:: Stored data ::

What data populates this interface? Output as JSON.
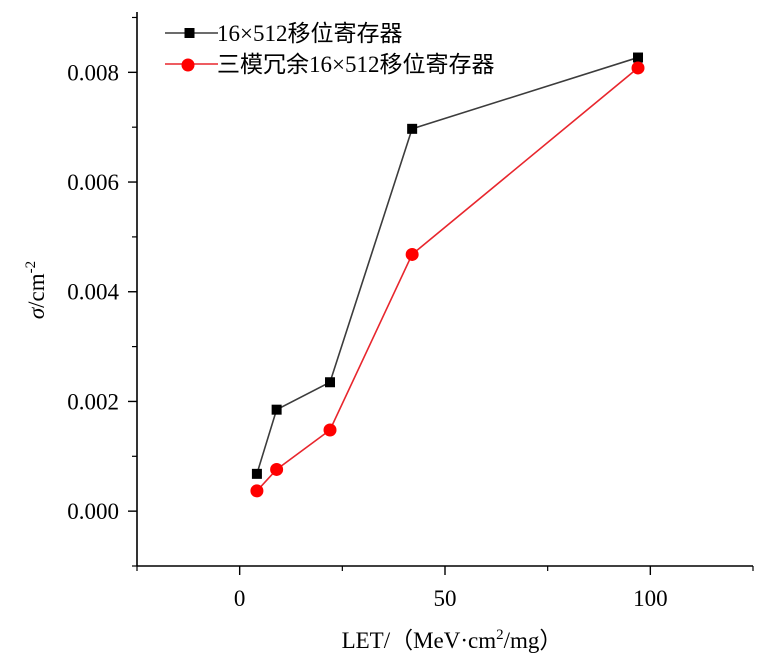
{
  "chart_data": {
    "type": "line",
    "xlabel_main": "LET/（MeV·cm",
    "xlabel_sup": "2",
    "xlabel_tail": "/mg）",
    "ylabel_symbol": "σ",
    "ylabel_unit": "/cm",
    "ylabel_sup": "-2",
    "xlim": [
      -25,
      125
    ],
    "ylim": [
      -0.001,
      0.0091
    ],
    "xticks": [
      0,
      50,
      100
    ],
    "xtick_labels": [
      "0",
      "50",
      "100"
    ],
    "yticks": [
      0.0,
      0.002,
      0.004,
      0.006,
      0.008
    ],
    "ytick_labels": [
      "0.000",
      "0.002",
      "0.004",
      "0.006",
      "0.008"
    ],
    "grid": false,
    "legend_position": "top-left",
    "series": [
      {
        "name": "16×512移位寄存器",
        "color": "#3c3c3c",
        "marker": "square",
        "x": [
          4.2,
          9,
          22,
          42,
          97
        ],
        "y": [
          0.00068,
          0.00185,
          0.00235,
          0.00697,
          0.00827
        ]
      },
      {
        "name": "三模冗余16×512移位寄存器",
        "color": "#e8262d",
        "marker": "circle",
        "x": [
          4.2,
          9,
          22,
          42,
          97
        ],
        "y": [
          0.00037,
          0.00076,
          0.00148,
          0.00468,
          0.00808
        ]
      }
    ]
  }
}
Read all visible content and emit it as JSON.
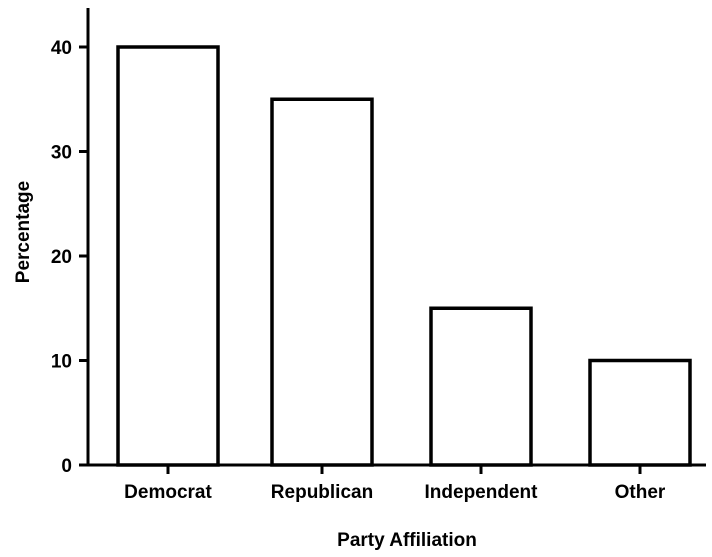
{
  "chart_data": {
    "type": "bar",
    "title": "",
    "xlabel": "Party Affiliation",
    "ylabel": "Percentage",
    "categories": [
      "Democrat",
      "Republican",
      "Independent",
      "Other"
    ],
    "values": [
      40,
      35,
      15,
      10
    ],
    "ylim": [
      0,
      44
    ],
    "yticks": [
      0,
      10,
      20,
      30,
      40
    ],
    "ytick_labels": [
      "0",
      "10",
      "20",
      "30",
      "40"
    ],
    "grid": false,
    "legend": "none",
    "bar_fill": "#ffffff",
    "bar_edge": "#000000"
  }
}
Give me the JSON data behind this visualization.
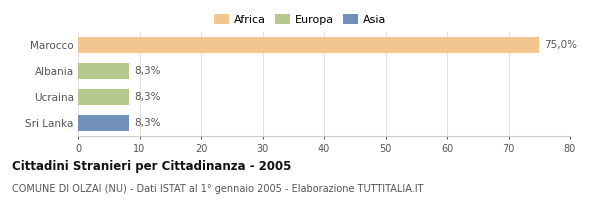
{
  "categories": [
    "Marocco",
    "Albania",
    "Ucraina",
    "Sri Lanka"
  ],
  "values": [
    75.0,
    8.3,
    8.3,
    8.3
  ],
  "labels": [
    "75,0%",
    "8,3%",
    "8,3%",
    "8,3%"
  ],
  "colors": [
    "#f2c68e",
    "#b5c98e",
    "#b5c98e",
    "#7090bb"
  ],
  "legend_items": [
    {
      "label": "Africa",
      "color": "#f2c68e"
    },
    {
      "label": "Europa",
      "color": "#b5c98e"
    },
    {
      "label": "Asia",
      "color": "#7090bb"
    }
  ],
  "xlim": [
    0,
    80
  ],
  "xticks": [
    0,
    10,
    20,
    30,
    40,
    50,
    60,
    70,
    80
  ],
  "title": "Cittadini Stranieri per Cittadinanza - 2005",
  "subtitle": "COMUNE DI OLZAI (NU) - Dati ISTAT al 1° gennaio 2005 - Elaborazione TUTTITALIA.IT",
  "title_fontsize": 8.5,
  "subtitle_fontsize": 7.0,
  "label_fontsize": 7.5,
  "ytick_fontsize": 7.5,
  "xtick_fontsize": 7.0,
  "legend_fontsize": 8.0,
  "background_color": "#ffffff",
  "bar_height": 0.6,
  "grid_color": "#dddddd",
  "text_color": "#555555",
  "title_color": "#111111",
  "subtitle_color": "#555555"
}
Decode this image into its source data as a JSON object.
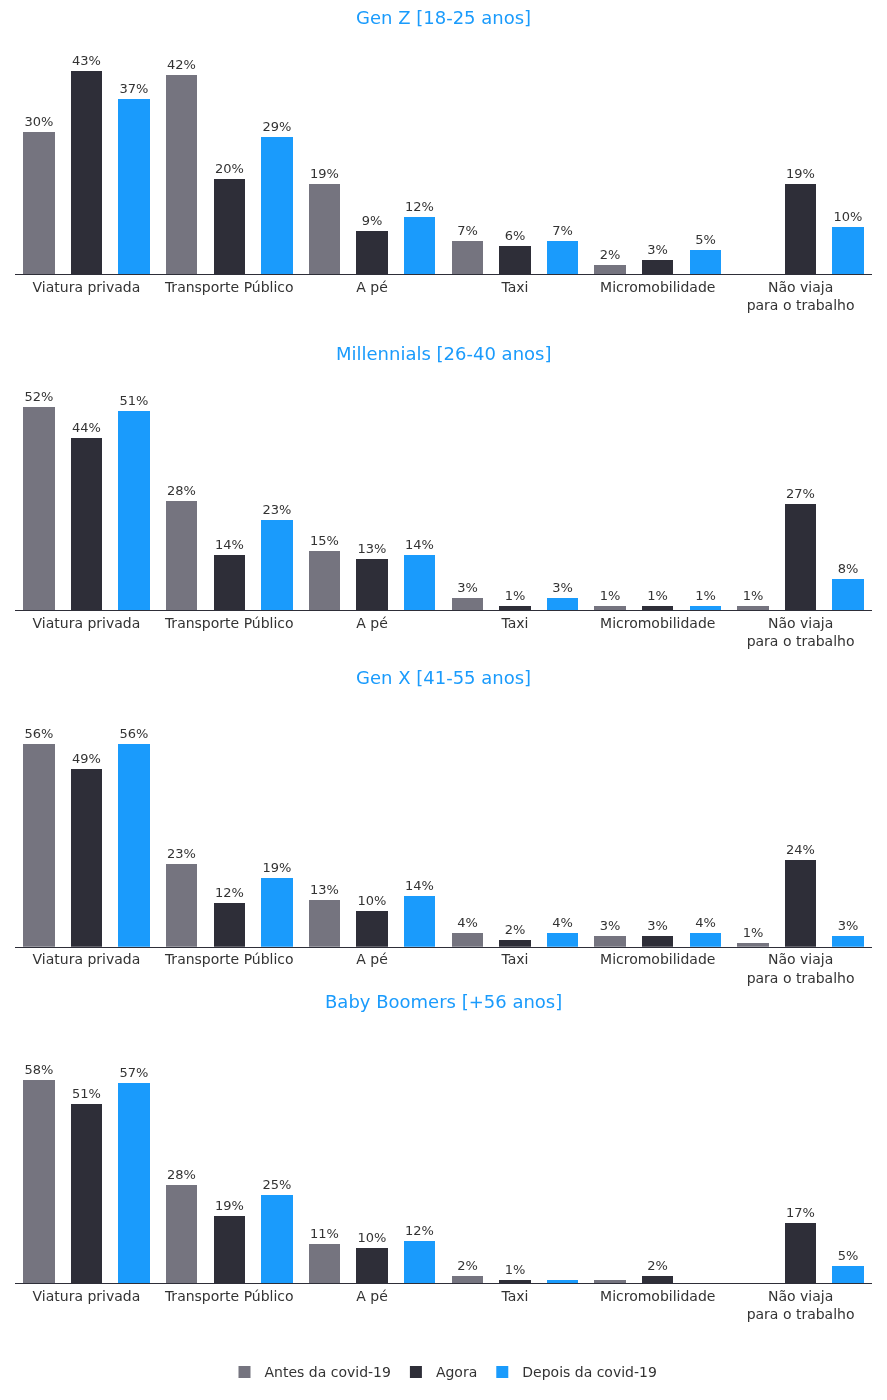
{
  "chart_data": [
    {
      "type": "bar",
      "title": "Gen Z [18-25 anos]",
      "legend": "bottom",
      "categories": [
        "Viatura privada",
        "Transporte Público",
        "A pé",
        "Taxi",
        "Micromobilidade",
        "Não viaja para o trabalho"
      ],
      "series": [
        {
          "name": "Antes da covid-19",
          "color": "#75747f",
          "values": [
            30,
            42,
            19,
            7,
            2,
            null
          ],
          "value_labels": [
            "30%",
            "42%",
            "19%",
            "7%",
            "2%",
            null
          ]
        },
        {
          "name": "Agora",
          "color": "#2e2e38",
          "values": [
            43,
            20,
            9,
            6,
            3,
            19
          ],
          "value_labels": [
            "43%",
            "20%",
            "9%",
            "6%",
            "3%",
            "19%"
          ]
        },
        {
          "name": "Depois da covid-19",
          "color": "#1a9bfc",
          "values": [
            37,
            29,
            12,
            7,
            5,
            10
          ],
          "value_labels": [
            "37%",
            "29%",
            "12%",
            "7%",
            "5%",
            "10%"
          ]
        }
      ]
    },
    {
      "type": "bar",
      "title": "Millennials [26-40 anos]",
      "categories": [
        "Viatura privada",
        "Transporte Público",
        "A pé",
        "Taxi",
        "Micromobilidade",
        "Não viaja para o trabalho"
      ],
      "series": [
        {
          "color": "#75747f",
          "values": [
            52,
            28,
            15,
            3,
            1,
            1
          ],
          "value_labels": [
            "52%",
            "28%",
            "15%",
            "3%",
            "1%",
            "1%"
          ]
        },
        {
          "color": "#2e2e38",
          "values": [
            44,
            14,
            13,
            1,
            1,
            27
          ],
          "value_labels": [
            "44%",
            "14%",
            "13%",
            "1%",
            "1%",
            "27%"
          ]
        },
        {
          "color": "#1a9bfc",
          "values": [
            51,
            23,
            14,
            3,
            1,
            8
          ],
          "value_labels": [
            "51%",
            "23%",
            "14%",
            "3%",
            "1%",
            "8%"
          ]
        }
      ]
    },
    {
      "type": "bar",
      "title": "Gen X [41-55 anos]",
      "categories": [
        "Viatura privada",
        "Transporte Público",
        "A pé",
        "Taxi",
        "Micromobilidade",
        "Não viaja para o trabalho"
      ],
      "series": [
        {
          "color": "#75747f",
          "values": [
            56,
            23,
            13,
            4,
            3,
            1
          ],
          "value_labels": [
            "56%",
            "23%",
            "13%",
            "4%",
            "3%",
            "1%"
          ]
        },
        {
          "color": "#2e2e38",
          "values": [
            49,
            12,
            10,
            2,
            3,
            24
          ],
          "value_labels": [
            "49%",
            "12%",
            "10%",
            "2%",
            "3%",
            "24%"
          ]
        },
        {
          "color": "#1a9bfc",
          "values": [
            56,
            19,
            14,
            4,
            4,
            3
          ],
          "value_labels": [
            "56%",
            "19%",
            "14%",
            "4%",
            "4%",
            "3%"
          ]
        }
      ]
    },
    {
      "type": "bar",
      "title": "Baby Boomers [+56 anos]",
      "categories": [
        "Viatura privada",
        "Transporte Público",
        "A pé",
        "Taxi",
        "Micromobilidade",
        "Não viaja para o trabalho"
      ],
      "series": [
        {
          "color": "#75747f",
          "values": [
            58,
            28,
            11,
            2,
            1,
            null
          ],
          "value_labels": [
            "58%",
            "28%",
            "11%",
            "2%",
            null,
            null
          ]
        },
        {
          "color": "#2e2e38",
          "values": [
            51,
            19,
            10,
            1,
            2,
            17
          ],
          "value_labels": [
            "51%",
            "19%",
            "10%",
            "1%",
            "2%",
            "17%"
          ]
        },
        {
          "color": "#1a9bfc",
          "values": [
            57,
            25,
            12,
            1,
            null,
            5
          ],
          "value_labels": [
            "57%",
            "25%",
            "12%",
            null,
            null,
            "5%"
          ]
        }
      ]
    }
  ]
}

:::

- What to do
Repeat the preceding records precisely, and leave every picture out of the copy.

- The result
What data populates this interface? Output as JSON.
{
  "chart_data": {
    "type": "line",
    "xlabel_main": "LET/（MeV·cm",
    "xlabel_sup": "2",
    "xlabel_tail": "/mg）",
    "ylabel_symbol": "σ",
    "ylabel_unit": "/cm",
    "ylabel_sup": "-2",
    "xlim": [
      -25,
      125
    ],
    "ylim": [
      -0.001,
      0.0091
    ],
    "xticks": [
      0,
      50,
      100
    ],
    "xtick_labels": [
      "0",
      "50",
      "100"
    ],
    "yticks": [
      0.0,
      0.002,
      0.004,
      0.006,
      0.008
    ],
    "ytick_labels": [
      "0.000",
      "0.002",
      "0.004",
      "0.006",
      "0.008"
    ],
    "grid": false,
    "legend_position": "top-left",
    "series": [
      {
        "name": "16×512移位寄存器",
        "color": "#3c3c3c",
        "marker": "square",
        "x": [
          4.2,
          9,
          22,
          42,
          97
        ],
        "y": [
          0.00068,
          0.00185,
          0.00235,
          0.00697,
          0.00827
        ]
      },
      {
        "name": "三模冗余16×512移位寄存器",
        "color": "#e8262d",
        "marker": "circle",
        "x": [
          4.2,
          9,
          22,
          42,
          97
        ],
        "y": [
          0.00037,
          0.00076,
          0.00148,
          0.00468,
          0.00808
        ]
      }
    ]
  }
}
Read all visible content and emit it as JSON.
{
  "chart_data": {
    "type": "bar",
    "title": "",
    "xlabel": "Party Affiliation",
    "ylabel": "Percentage",
    "categories": [
      "Democrat",
      "Republican",
      "Independent",
      "Other"
    ],
    "values": [
      40,
      35,
      15,
      10
    ],
    "ylim": [
      0,
      44
    ],
    "yticks": [
      0,
      10,
      20,
      30,
      40
    ],
    "ytick_labels": [
      "0",
      "10",
      "20",
      "30",
      "40"
    ],
    "grid": false,
    "legend": "none",
    "bar_fill": "#ffffff",
    "bar_edge": "#000000"
  }
}
Give me the JSON data behind this visualization.
{
  "categories": [
    "Marocco",
    "Albania",
    "Ucraina",
    "Sri Lanka"
  ],
  "values": [
    75.0,
    8.3,
    8.3,
    8.3
  ],
  "labels": [
    "75,0%",
    "8,3%",
    "8,3%",
    "8,3%"
  ],
  "colors": [
    "#f2c68e",
    "#b5c98e",
    "#b5c98e",
    "#7090bb"
  ],
  "legend_items": [
    {
      "label": "Africa",
      "color": "#f2c68e"
    },
    {
      "label": "Europa",
      "color": "#b5c98e"
    },
    {
      "label": "Asia",
      "color": "#7090bb"
    }
  ],
  "xlim": [
    0,
    80
  ],
  "xticks": [
    0,
    10,
    20,
    30,
    40,
    50,
    60,
    70,
    80
  ],
  "title": "Cittadini Stranieri per Cittadinanza - 2005",
  "subtitle": "COMUNE DI OLZAI (NU) - Dati ISTAT al 1° gennaio 2005 - Elaborazione TUTTITALIA.IT",
  "title_fontsize": 8.5,
  "subtitle_fontsize": 7.0,
  "label_fontsize": 7.5,
  "ytick_fontsize": 7.5,
  "xtick_fontsize": 7.0,
  "legend_fontsize": 8.0,
  "background_color": "#ffffff",
  "bar_height": 0.6,
  "grid_color": "#dddddd",
  "text_color": "#555555",
  "title_color": "#111111",
  "subtitle_color": "#555555"
}
Decode this image into its source data as a JSON object.
{
  "chart_data": [
    {
      "type": "bar",
      "title": "Gen Z [18-25 anos]",
      "legend": "bottom",
      "categories": [
        "Viatura privada",
        "Transporte Público",
        "A pé",
        "Taxi",
        "Micromobilidade",
        "Não viaja para o trabalho"
      ],
      "series": [
        {
          "name": "Antes da covid-19",
          "color": "#75747f",
          "values": [
            30,
            42,
            19,
            7,
            2,
            null
          ],
          "value_labels": [
            "30%",
            "42%",
            "19%",
            "7%",
            "2%",
            null
          ]
        },
        {
          "name": "Agora",
          "color": "#2e2e38",
          "values": [
            43,
            20,
            9,
            6,
            3,
            19
          ],
          "value_labels": [
            "43%",
            "20%",
            "9%",
            "6%",
            "3%",
            "19%"
          ]
        },
        {
          "name": "Depois da covid-19",
          "color": "#1a9bfc",
          "values": [
            37,
            29,
            12,
            7,
            5,
            10
          ],
          "value_labels": [
            "37%",
            "29%",
            "12%",
            "7%",
            "5%",
            "10%"
          ]
        }
      ]
    },
    {
      "type": "bar",
      "title": "Millennials [26-40 anos]",
      "categories": [
        "Viatura privada",
        "Transporte Público",
        "A pé",
        "Taxi",
        "Micromobilidade",
        "Não viaja para o trabalho"
      ],
      "series": [
        {
          "color": "#75747f",
          "values": [
            52,
            28,
            15,
            3,
            1,
            1
          ],
          "value_labels": [
            "52%",
            "28%",
            "15%",
            "3%",
            "1%",
            "1%"
          ]
        },
        {
          "color": "#2e2e38",
          "values": [
            44,
            14,
            13,
            1,
            1,
            27
          ],
          "value_labels": [
            "44%",
            "14%",
            "13%",
            "1%",
            "1%",
            "27%"
          ]
        },
        {
          "color": "#1a9bfc",
          "values": [
            51,
            23,
            14,
            3,
            1,
            8
          ],
          "value_labels": [
            "51%",
            "23%",
            "14%",
            "3%",
            "1%",
            "8%"
          ]
        }
      ]
    },
    {
      "type": "bar",
      "title": "Gen X [41-55 anos]",
      "categories": [
        "Viatura privada",
        "Transporte Público",
        "A pé",
        "Taxi",
        "Micromobilidade",
        "Não viaja para o trabalho"
      ],
      "series": [
        {
          "color": "#75747f",
          "values": [
            56,
            23,
            13,
            4,
            3,
            1
          ],
          "value_labels": [
            "56%",
            "23%",
            "13%",
            "4%",
            "3%",
            "1%"
          ]
        },
        {
          "color": "#2e2e38",
          "values": [
            49,
            12,
            10,
            2,
            3,
            24
          ],
          "value_labels": [
            "49%",
            "12%",
            "10%",
            "2%",
            "3%",
            "24%"
          ]
        },
        {
          "color": "#1a9bfc",
          "values": [
            56,
            19,
            14,
            4,
            4,
            3
          ],
          "value_labels": [
            "56%",
            "19%",
            "14%",
            "4%",
            "4%",
            "3%"
          ]
        }
      ]
    },
    {
      "type": "bar",
      "title": "Baby Boomers [+56 anos]",
      "categories": [
        "Viatura privada",
        "Transporte Público",
        "A pé",
        "Taxi",
        "Micromobilidade",
        "Não viaja para o trabalho"
      ],
      "series": [
        {
          "color": "#75747f",
          "values": [
            58,
            28,
            11,
            2,
            1,
            null
          ],
          "value_labels": [
            "58%",
            "28%",
            "11%",
            "2%",
            null,
            null
          ]
        },
        {
          "color": "#2e2e38",
          "values": [
            51,
            19,
            10,
            1,
            2,
            17
          ],
          "value_labels": [
            "51%",
            "19%",
            "10%",
            "1%",
            "2%",
            "17%"
          ]
        },
        {
          "color": "#1a9bfc",
          "values": [
            57,
            25,
            12,
            1,
            null,
            5
          ],
          "value_labels": [
            "57%",
            "25%",
            "12%",
            null,
            null,
            "5%"
          ]
        }
      ]
    }
  ]
}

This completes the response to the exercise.